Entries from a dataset
------

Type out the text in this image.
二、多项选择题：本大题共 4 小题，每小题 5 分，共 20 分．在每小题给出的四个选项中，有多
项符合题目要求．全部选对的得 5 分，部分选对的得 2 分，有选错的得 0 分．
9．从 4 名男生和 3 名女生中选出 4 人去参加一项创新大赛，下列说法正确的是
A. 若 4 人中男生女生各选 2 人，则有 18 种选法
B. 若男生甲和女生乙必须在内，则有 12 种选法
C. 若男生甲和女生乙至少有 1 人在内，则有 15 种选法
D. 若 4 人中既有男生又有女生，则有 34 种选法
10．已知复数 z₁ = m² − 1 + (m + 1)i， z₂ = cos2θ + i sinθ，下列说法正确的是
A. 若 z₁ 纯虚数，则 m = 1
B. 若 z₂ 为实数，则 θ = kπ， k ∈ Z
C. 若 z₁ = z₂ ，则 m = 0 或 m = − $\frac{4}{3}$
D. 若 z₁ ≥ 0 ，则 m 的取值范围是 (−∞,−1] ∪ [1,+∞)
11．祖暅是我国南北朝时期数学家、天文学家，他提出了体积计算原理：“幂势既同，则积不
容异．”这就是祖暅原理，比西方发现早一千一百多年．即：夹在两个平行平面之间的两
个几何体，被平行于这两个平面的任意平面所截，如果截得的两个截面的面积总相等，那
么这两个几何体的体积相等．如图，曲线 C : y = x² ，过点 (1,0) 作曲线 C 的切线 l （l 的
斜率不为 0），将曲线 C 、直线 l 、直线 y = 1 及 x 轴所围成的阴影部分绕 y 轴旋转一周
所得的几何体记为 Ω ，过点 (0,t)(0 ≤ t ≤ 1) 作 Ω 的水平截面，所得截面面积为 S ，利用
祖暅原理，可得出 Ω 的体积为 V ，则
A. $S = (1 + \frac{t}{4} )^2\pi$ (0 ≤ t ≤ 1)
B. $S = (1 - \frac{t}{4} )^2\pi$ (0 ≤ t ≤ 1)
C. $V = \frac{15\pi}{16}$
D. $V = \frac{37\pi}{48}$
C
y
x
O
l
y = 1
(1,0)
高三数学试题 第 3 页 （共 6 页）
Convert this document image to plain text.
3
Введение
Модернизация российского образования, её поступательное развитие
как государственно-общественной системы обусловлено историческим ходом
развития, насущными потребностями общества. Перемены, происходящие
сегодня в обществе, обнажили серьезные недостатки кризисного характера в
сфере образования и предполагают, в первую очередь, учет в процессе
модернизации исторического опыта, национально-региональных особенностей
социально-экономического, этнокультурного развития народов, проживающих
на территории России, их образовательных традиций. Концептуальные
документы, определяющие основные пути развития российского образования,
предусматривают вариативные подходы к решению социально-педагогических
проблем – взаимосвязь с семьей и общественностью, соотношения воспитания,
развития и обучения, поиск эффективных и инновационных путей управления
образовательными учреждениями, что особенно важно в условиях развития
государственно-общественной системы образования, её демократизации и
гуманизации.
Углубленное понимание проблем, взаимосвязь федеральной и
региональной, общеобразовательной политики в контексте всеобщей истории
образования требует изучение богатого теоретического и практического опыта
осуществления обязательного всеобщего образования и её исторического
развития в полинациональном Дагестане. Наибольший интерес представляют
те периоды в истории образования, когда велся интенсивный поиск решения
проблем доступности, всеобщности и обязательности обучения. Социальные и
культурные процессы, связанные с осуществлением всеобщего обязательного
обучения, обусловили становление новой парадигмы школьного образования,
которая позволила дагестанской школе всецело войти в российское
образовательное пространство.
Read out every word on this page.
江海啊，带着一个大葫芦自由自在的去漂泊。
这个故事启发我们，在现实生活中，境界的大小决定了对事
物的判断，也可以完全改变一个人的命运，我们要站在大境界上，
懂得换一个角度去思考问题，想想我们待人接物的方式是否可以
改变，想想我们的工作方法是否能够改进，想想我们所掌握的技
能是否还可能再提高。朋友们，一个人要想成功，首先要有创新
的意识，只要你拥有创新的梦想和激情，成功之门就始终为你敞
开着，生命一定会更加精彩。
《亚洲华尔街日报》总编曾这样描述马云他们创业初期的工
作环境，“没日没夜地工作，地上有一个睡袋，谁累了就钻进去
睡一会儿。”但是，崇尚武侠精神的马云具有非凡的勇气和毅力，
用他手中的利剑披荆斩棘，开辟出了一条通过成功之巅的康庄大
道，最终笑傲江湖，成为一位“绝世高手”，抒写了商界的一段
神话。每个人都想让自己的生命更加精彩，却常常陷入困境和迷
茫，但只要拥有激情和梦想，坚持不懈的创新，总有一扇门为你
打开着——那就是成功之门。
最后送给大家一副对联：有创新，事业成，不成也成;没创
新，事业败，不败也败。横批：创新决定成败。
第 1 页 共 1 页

------

◆ WORK REQUIRED ◆
Print the line containing "Read out every word on this page." and every line after it to the end of the records above, exactly as written, and nothing else.

◆ WRITTEN RESPONSE ◆
Read out every word on this page.
江海啊，带着一个大葫芦自由自在的去漂泊。
这个故事启发我们，在现实生活中，境界的大小决定了对事
物的判断，也可以完全改变一个人的命运，我们要站在大境界上，
懂得换一个角度去思考问题，想想我们待人接物的方式是否可以
改变，想想我们的工作方法是否能够改进，想想我们所掌握的技
能是否还可能再提高。朋友们，一个人要想成功，首先要有创新
的意识，只要你拥有创新的梦想和激情，成功之门就始终为你敞
开着，生命一定会更加精彩。
《亚洲华尔街日报》总编曾这样描述马云他们创业初期的工
作环境，“没日没夜地工作，地上有一个睡袋，谁累了就钻进去
睡一会儿。”但是，崇尚武侠精神的马云具有非凡的勇气和毅力，
用他手中的利剑披荆斩棘，开辟出了一条通过成功之巅的康庄大
道，最终笑傲江湖，成为一位“绝世高手”，抒写了商界的一段
神话。每个人都想让自己的生命更加精彩，却常常陷入困境和迷
茫，但只要拥有激情和梦想，坚持不懈的创新，总有一扇门为你
打开着——那就是成功之门。
最后送给大家一副对联：有创新，事业成，不成也成;没创
新，事业败，不败也败。横批：创新决定成败。
第 1 页 共 1 页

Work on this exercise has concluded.